▸ **What you have to do**
Among the lines below, list those containing the string "with".

==== Records for this task ====

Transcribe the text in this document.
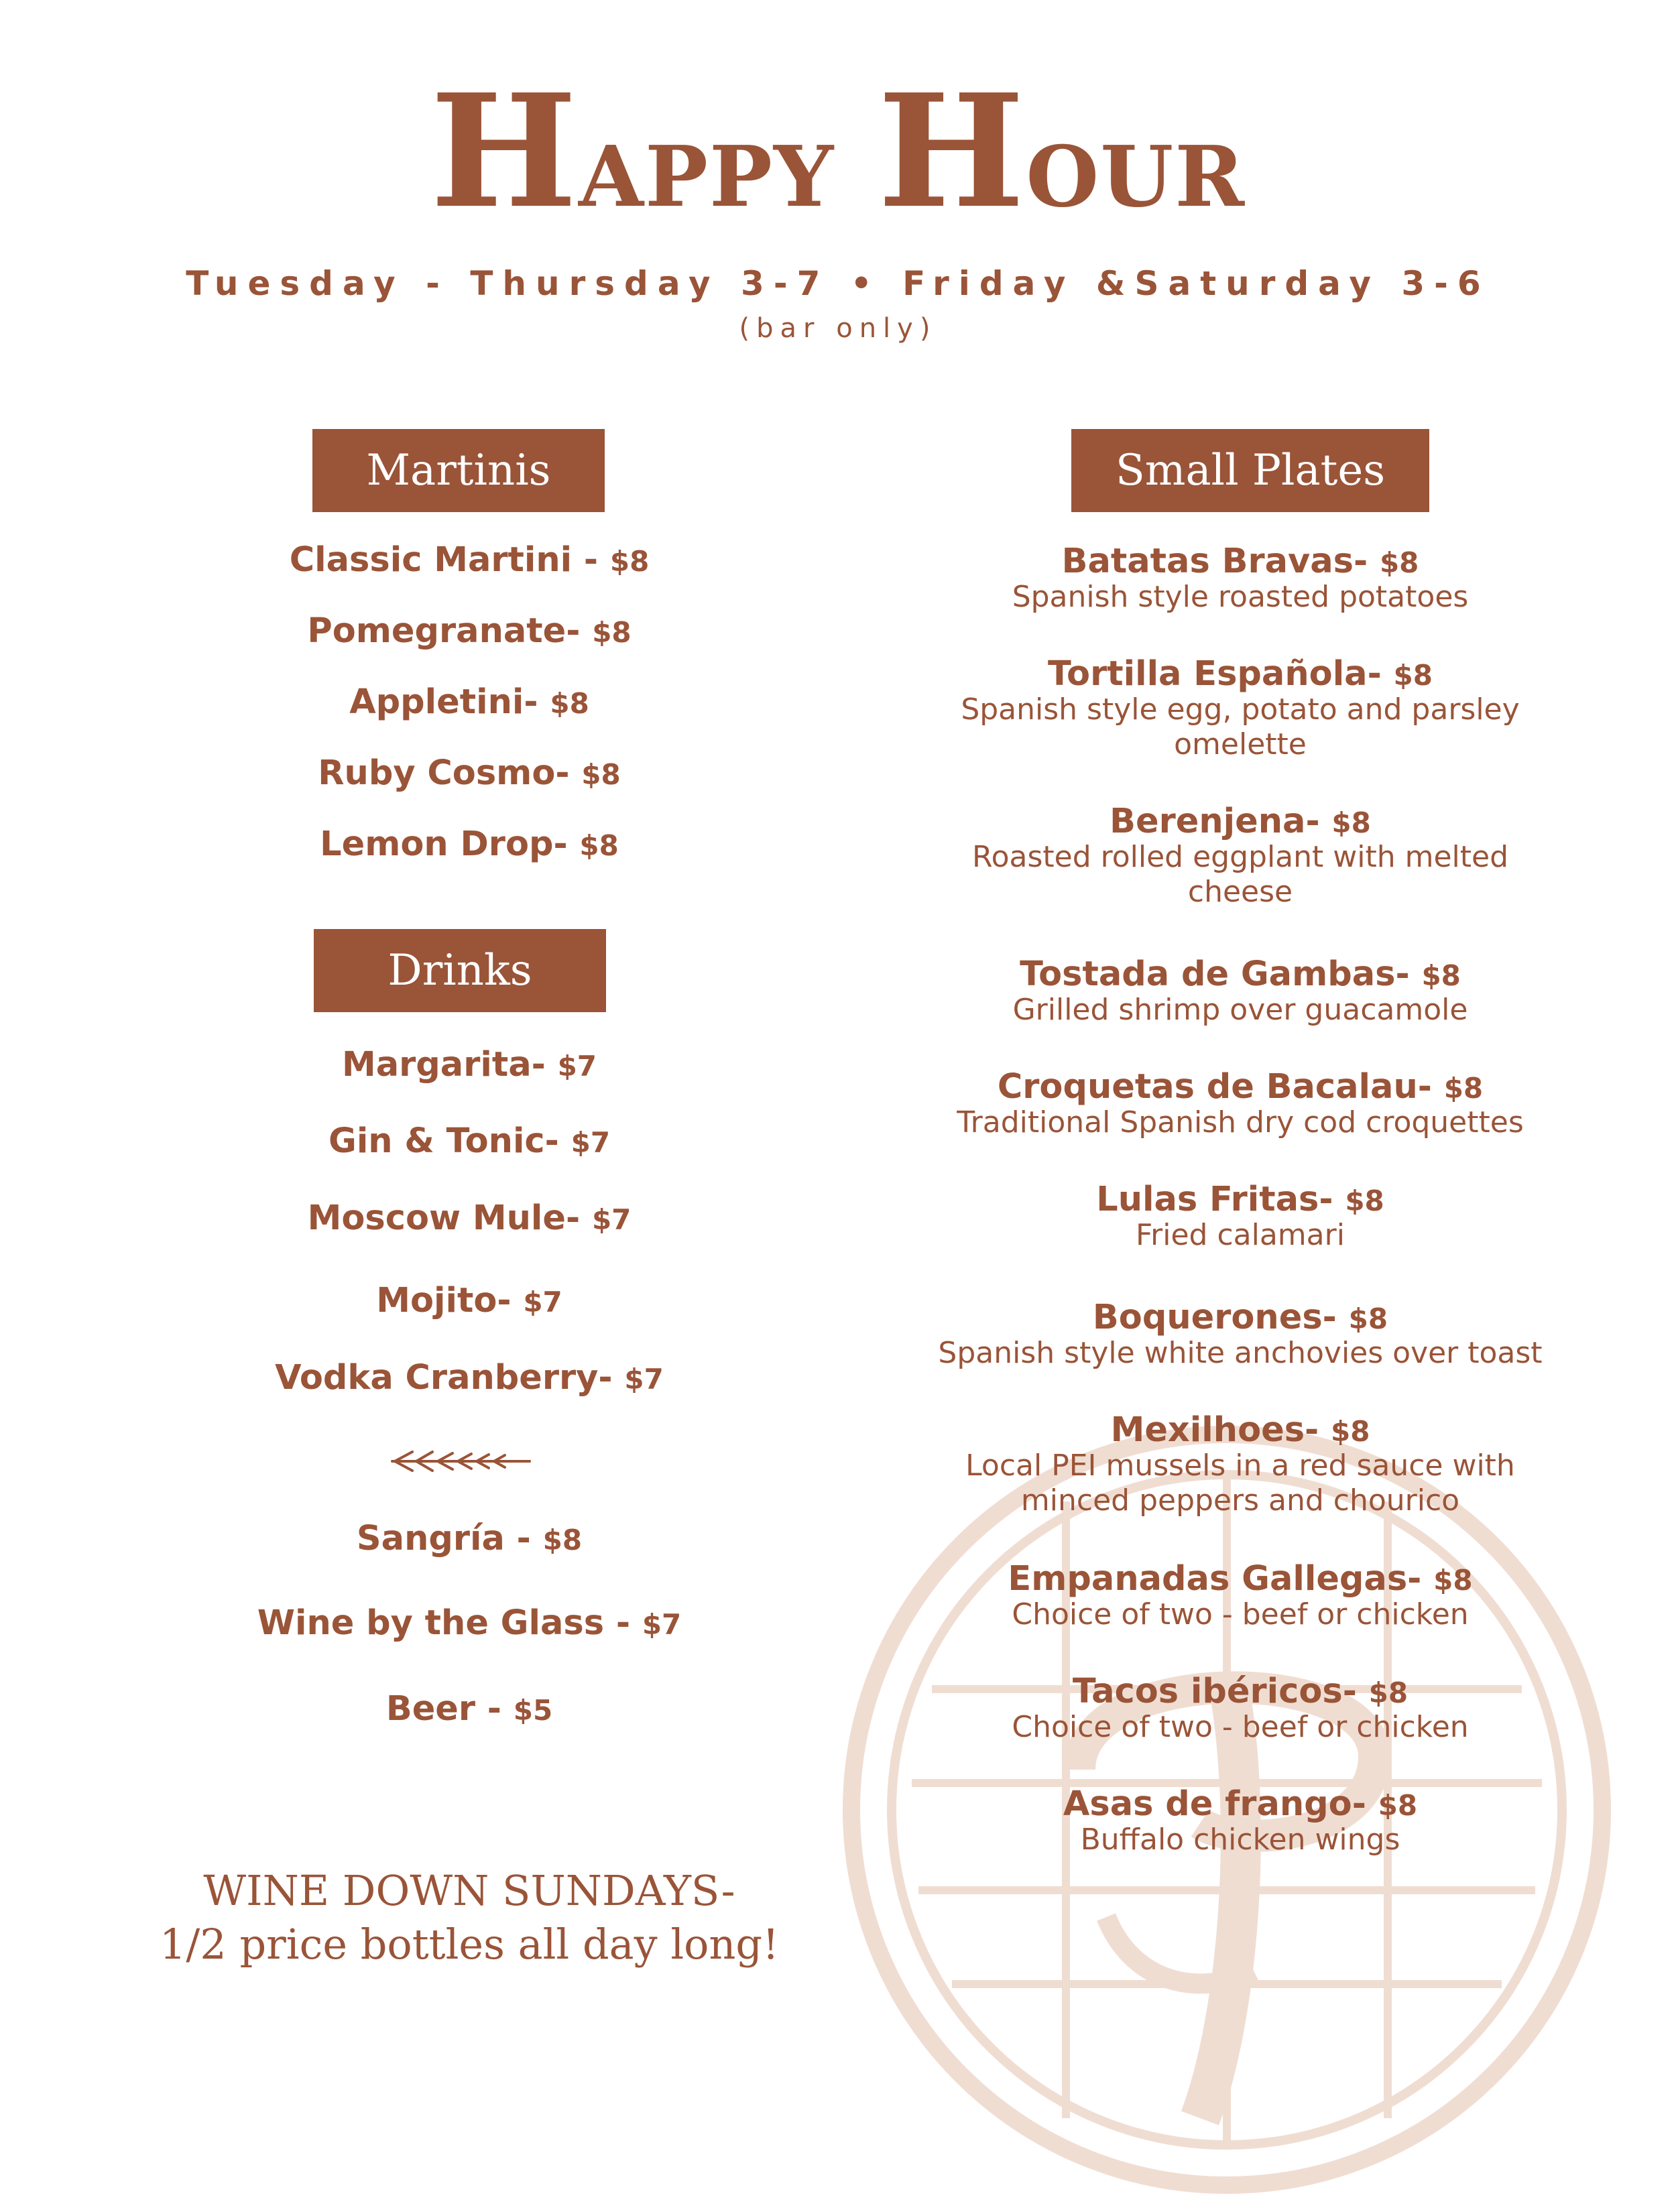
Happy Hour
Tuesday - Thursday 3-7 • Friday &Saturday 3-6
(bar only)
Martinis
Classic Martini - $8
Pomegranate- $8
Appletini- $8
Ruby Cosmo- $8
Lemon Drop- $8
Drinks
Margarita- $7
Gin & Tonic- $7
Moscow Mule- $7
Mojito- $7
Vodka Cranberry- $7
Sangría - $8
Wine by the Glass - $7
Beer - $5
WINE DOWN SUNDAYS-
1/2 price bottles all day long!
Small Plates
Batatas Bravas- $8
Spanish style roasted potatoes
Tortilla Española- $8
Spanish style egg, potato and parsley omelette
Berenjena- $8
Roasted rolled eggplant with melted cheese
Tostada de Gambas- $8
Grilled shrimp over guacamole
Croquetas de Bacalau- $8
Traditional Spanish dry cod croquettes
Lulas Fritas- $8
Fried calamari
Boquerones- $8
Spanish style white anchovies over toast
Mexilhoes- $8
Local PEI mussels in a red sauce with minced peppers and chourico
Empanadas Gallegas- $8
Choice of two - beef or chicken
Tacos ibéricos- $8
Choice of two - beef or chicken
Asas de frango- $8
Buffalo chicken wings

====

▸ **Output below**
Roasted rolled eggplant with melted cheese
Local PEI mussels in a red sauce with minced peppers and chourico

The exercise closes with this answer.